Output all lines exactly.

Extracted information ->
::::::::
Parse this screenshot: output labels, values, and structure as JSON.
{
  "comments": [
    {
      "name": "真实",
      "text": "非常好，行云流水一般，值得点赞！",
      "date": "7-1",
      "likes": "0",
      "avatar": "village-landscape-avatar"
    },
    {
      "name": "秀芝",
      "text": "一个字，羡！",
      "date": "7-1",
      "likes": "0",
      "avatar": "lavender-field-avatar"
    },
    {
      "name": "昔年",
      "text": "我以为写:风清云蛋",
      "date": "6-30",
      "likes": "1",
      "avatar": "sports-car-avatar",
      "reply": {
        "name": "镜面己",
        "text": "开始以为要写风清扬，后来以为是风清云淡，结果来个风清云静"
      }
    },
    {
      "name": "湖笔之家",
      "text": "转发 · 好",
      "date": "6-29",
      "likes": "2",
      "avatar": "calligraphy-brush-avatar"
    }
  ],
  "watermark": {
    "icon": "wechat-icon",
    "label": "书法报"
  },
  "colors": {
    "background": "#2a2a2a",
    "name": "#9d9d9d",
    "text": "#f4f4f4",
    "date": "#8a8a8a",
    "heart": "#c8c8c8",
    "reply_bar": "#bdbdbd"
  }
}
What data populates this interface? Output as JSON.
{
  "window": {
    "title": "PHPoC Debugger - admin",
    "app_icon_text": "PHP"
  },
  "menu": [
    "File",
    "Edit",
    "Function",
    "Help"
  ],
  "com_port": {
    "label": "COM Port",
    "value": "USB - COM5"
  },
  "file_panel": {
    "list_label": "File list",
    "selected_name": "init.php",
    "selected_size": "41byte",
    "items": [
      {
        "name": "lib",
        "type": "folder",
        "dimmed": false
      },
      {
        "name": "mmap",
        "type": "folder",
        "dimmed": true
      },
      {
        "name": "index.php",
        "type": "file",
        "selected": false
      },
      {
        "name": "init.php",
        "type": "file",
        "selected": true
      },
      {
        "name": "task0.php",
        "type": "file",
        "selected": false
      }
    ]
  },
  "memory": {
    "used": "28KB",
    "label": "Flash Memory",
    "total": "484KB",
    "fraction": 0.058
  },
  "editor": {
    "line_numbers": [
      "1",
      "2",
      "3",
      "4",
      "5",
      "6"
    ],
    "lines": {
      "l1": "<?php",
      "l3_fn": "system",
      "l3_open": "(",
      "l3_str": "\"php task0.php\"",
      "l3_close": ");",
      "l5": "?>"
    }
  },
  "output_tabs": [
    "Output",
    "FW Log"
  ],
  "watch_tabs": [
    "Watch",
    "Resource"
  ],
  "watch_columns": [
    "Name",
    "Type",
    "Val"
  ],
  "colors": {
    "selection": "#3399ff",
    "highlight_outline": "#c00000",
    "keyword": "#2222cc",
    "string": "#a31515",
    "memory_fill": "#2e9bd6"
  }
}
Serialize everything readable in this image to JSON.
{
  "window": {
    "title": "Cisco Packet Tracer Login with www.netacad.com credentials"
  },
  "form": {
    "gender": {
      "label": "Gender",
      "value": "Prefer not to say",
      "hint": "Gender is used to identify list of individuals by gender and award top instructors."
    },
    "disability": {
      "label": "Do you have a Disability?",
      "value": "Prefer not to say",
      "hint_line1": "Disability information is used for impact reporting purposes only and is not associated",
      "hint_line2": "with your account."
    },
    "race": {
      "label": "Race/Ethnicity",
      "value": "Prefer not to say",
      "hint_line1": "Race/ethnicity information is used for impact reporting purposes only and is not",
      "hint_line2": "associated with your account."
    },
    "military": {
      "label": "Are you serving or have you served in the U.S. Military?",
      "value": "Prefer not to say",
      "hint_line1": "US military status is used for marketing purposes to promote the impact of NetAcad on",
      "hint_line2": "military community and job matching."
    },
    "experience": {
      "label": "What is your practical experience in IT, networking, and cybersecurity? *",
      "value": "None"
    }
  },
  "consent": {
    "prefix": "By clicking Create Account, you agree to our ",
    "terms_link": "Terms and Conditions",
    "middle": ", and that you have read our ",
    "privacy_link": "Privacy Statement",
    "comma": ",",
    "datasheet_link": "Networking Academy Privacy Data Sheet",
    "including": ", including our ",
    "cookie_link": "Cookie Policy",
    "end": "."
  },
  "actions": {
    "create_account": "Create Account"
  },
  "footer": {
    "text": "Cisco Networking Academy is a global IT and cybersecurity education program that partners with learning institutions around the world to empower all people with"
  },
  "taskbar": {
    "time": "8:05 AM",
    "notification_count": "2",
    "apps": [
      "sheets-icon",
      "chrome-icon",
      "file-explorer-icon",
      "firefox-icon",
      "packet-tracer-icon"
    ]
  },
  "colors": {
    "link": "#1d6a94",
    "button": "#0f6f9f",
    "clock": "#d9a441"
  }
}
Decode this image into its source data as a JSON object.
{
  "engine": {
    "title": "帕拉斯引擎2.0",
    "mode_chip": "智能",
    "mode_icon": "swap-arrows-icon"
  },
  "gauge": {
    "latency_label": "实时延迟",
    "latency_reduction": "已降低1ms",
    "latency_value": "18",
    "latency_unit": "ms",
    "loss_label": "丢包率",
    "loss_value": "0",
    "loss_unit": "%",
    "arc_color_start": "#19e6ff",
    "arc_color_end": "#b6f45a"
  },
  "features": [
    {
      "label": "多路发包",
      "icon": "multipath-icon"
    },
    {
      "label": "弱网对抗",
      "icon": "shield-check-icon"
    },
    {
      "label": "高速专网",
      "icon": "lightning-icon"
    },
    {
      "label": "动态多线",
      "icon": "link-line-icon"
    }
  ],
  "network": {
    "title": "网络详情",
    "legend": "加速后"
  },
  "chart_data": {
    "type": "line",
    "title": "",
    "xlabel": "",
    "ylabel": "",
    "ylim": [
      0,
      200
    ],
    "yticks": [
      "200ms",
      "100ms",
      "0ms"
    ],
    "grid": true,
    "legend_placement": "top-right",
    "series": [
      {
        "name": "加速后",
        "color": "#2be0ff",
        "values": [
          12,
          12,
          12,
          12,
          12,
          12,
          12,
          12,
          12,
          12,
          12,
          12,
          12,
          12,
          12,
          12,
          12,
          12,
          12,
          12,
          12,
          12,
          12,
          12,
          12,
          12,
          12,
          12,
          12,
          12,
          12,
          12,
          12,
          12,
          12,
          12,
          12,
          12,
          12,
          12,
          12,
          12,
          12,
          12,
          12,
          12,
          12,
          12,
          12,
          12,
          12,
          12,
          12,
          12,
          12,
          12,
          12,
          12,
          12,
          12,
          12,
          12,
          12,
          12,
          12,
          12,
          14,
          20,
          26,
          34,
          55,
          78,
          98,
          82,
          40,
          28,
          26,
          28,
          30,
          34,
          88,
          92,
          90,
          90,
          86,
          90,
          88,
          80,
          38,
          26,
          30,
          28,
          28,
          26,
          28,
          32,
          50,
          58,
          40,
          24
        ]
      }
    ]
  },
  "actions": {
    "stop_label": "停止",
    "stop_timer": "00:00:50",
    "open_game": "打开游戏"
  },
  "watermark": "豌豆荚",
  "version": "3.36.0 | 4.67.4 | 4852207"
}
::::::::
Response below ->
Parse this screenshot: output labels, values, and structure as JSON.
{
  "comments": [
    {
      "name": "真实",
      "text": "非常好，行云流水一般，值得点赞！",
      "date": "7-1",
      "likes": "0",
      "avatar": "village-landscape-avatar"
    },
    {
      "name": "秀芝",
      "text": "一个字，羡！",
      "date": "7-1",
      "likes": "0",
      "avatar": "lavender-field-avatar"
    },
    {
      "name": "昔年",
      "text": "我以为写:风清云蛋",
      "date": "6-30",
      "likes": "1",
      "avatar": "sports-car-avatar",
      "reply": {
        "name": "镜面己",
        "text": "开始以为要写风清扬，后来以为是风清云淡，结果来个风清云静"
      }
    },
    {
      "name": "湖笔之家",
      "text": "转发 · 好",
      "date": "6-29",
      "likes": "2",
      "avatar": "calligraphy-brush-avatar"
    }
  ],
  "watermark": {
    "icon": "wechat-icon",
    "label": "书法报"
  },
  "colors": {
    "background": "#2a2a2a",
    "name": "#9d9d9d",
    "text": "#f4f4f4",
    "date": "#8a8a8a",
    "heart": "#c8c8c8",
    "reply_bar": "#bdbdbd"
  }
}
What data populates this interface? Output as JSON.
{
  "window": {
    "title": "PHPoC Debugger - admin",
    "app_icon_text": "PHP"
  },
  "menu": [
    "File",
    "Edit",
    "Function",
    "Help"
  ],
  "com_port": {
    "label": "COM Port",
    "value": "USB - COM5"
  },
  "file_panel": {
    "list_label": "File list",
    "selected_name": "init.php",
    "selected_size": "41byte",
    "items": [
      {
        "name": "lib",
        "type": "folder",
        "dimmed": false
      },
      {
        "name": "mmap",
        "type": "folder",
        "dimmed": true
      },
      {
        "name": "index.php",
        "type": "file",
        "selected": false
      },
      {
        "name": "init.php",
        "type": "file",
        "selected": true
      },
      {
        "name": "task0.php",
        "type": "file",
        "selected": false
      }
    ]
  },
  "memory": {
    "used": "28KB",
    "label": "Flash Memory",
    "total": "484KB",
    "fraction": 0.058
  },
  "editor": {
    "line_numbers": [
      "1",
      "2",
      "3",
      "4",
      "5",
      "6"
    ],
    "lines": {
      "l1": "<?php",
      "l3_fn": "system",
      "l3_open": "(",
      "l3_str": "\"php task0.php\"",
      "l3_close": ");",
      "l5": "?>"
    }
  },
  "output_tabs": [
    "Output",
    "FW Log"
  ],
  "watch_tabs": [
    "Watch",
    "Resource"
  ],
  "watch_columns": [
    "Name",
    "Type",
    "Val"
  ],
  "colors": {
    "selection": "#3399ff",
    "highlight_outline": "#c00000",
    "keyword": "#2222cc",
    "string": "#a31515",
    "memory_fill": "#2e9bd6"
  }
}
Serialize everything readable in this image to JSON.
{
  "window": {
    "title": "Cisco Packet Tracer Login with www.netacad.com credentials"
  },
  "form": {
    "gender": {
      "label": "Gender",
      "value": "Prefer not to say",
      "hint": "Gender is used to identify list of individuals by gender and award top instructors."
    },
    "disability": {
      "label": "Do you have a Disability?",
      "value": "Prefer not to say",
      "hint_line1": "Disability information is used for impact reporting purposes only and is not associated",
      "hint_line2": "with your account."
    },
    "race": {
      "label": "Race/Ethnicity",
      "value": "Prefer not to say",
      "hint_line1": "Race/ethnicity information is used for impact reporting purposes only and is not",
      "hint_line2": "associated with your account."
    },
    "military": {
      "label": "Are you serving or have you served in the U.S. Military?",
      "value": "Prefer not to say",
      "hint_line1": "US military status is used for marketing purposes to promote the impact of NetAcad on",
      "hint_line2": "military community and job matching."
    },
    "experience": {
      "label": "What is your practical experience in IT, networking, and cybersecurity? *",
      "value": "None"
    }
  },
  "consent": {
    "prefix": "By clicking Create Account, you agree to our ",
    "terms_link": "Terms and Conditions",
    "middle": ", and that you have read our ",
    "privacy_link": "Privacy Statement",
    "comma": ",",
    "datasheet_link": "Networking Academy Privacy Data Sheet",
    "including": ", including our ",
    "cookie_link": "Cookie Policy",
    "end": "."
  },
  "actions": {
    "create_account": "Create Account"
  },
  "footer": {
    "text": "Cisco Networking Academy is a global IT and cybersecurity education program that partners with learning institutions around the world to empower all people with"
  },
  "taskbar": {
    "time": "8:05 AM",
    "notification_count": "2",
    "apps": [
      "sheets-icon",
      "chrome-icon",
      "file-explorer-icon",
      "firefox-icon",
      "packet-tracer-icon"
    ]
  },
  "colors": {
    "link": "#1d6a94",
    "button": "#0f6f9f",
    "clock": "#d9a441"
  }
}
Decode this image into its source data as a JSON object.
{
  "engine": {
    "title": "帕拉斯引擎2.0",
    "mode_chip": "智能",
    "mode_icon": "swap-arrows-icon"
  },
  "gauge": {
    "latency_label": "实时延迟",
    "latency_reduction": "已降低1ms",
    "latency_value": "18",
    "latency_unit": "ms",
    "loss_label": "丢包率",
    "loss_value": "0",
    "loss_unit": "%",
    "arc_color_start": "#19e6ff",
    "arc_color_end": "#b6f45a"
  },
  "features": [
    {
      "label": "多路发包",
      "icon": "multipath-icon"
    },
    {
      "label": "弱网对抗",
      "icon": "shield-check-icon"
    },
    {
      "label": "高速专网",
      "icon": "lightning-icon"
    },
    {
      "label": "动态多线",
      "icon": "link-line-icon"
    }
  ],
  "network": {
    "title": "网络详情",
    "legend": "加速后"
  },
  "chart_data": {
    "type": "line",
    "title": "",
    "xlabel": "",
    "ylabel": "",
    "ylim": [
      0,
      200
    ],
    "yticks": [
      "200ms",
      "100ms",
      "0ms"
    ],
    "grid": true,
    "legend_placement": "top-right",
    "series": [
      {
        "name": "加速后",
        "color": "#2be0ff",
        "values": [
          12,
          12,
          12,
          12,
          12,
          12,
          12,
          12,
          12,
          12,
          12,
          12,
          12,
          12,
          12,
          12,
          12,
          12,
          12,
          12,
          12,
          12,
          12,
          12,
          12,
          12,
          12,
          12,
          12,
          12,
          12,
          12,
          12,
          12,
          12,
          12,
          12,
          12,
          12,
          12,
          12,
          12,
          12,
          12,
          12,
          12,
          12,
          12,
          12,
          12,
          12,
          12,
          12,
          12,
          12,
          12,
          12,
          12,
          12,
          12,
          12,
          12,
          12,
          12,
          12,
          12,
          14,
          20,
          26,
          34,
          55,
          78,
          98,
          82,
          40,
          28,
          26,
          28,
          30,
          34,
          88,
          92,
          90,
          90,
          86,
          90,
          88,
          80,
          38,
          26,
          30,
          28,
          28,
          26,
          28,
          32,
          50,
          58,
          40,
          24
        ]
      }
    ]
  },
  "actions": {
    "stop_label": "停止",
    "stop_timer": "00:00:50",
    "open_game": "打开游戏"
  },
  "watermark": "豌豆荚",
  "version": "3.36.0 | 4.67.4 | 4852207"
}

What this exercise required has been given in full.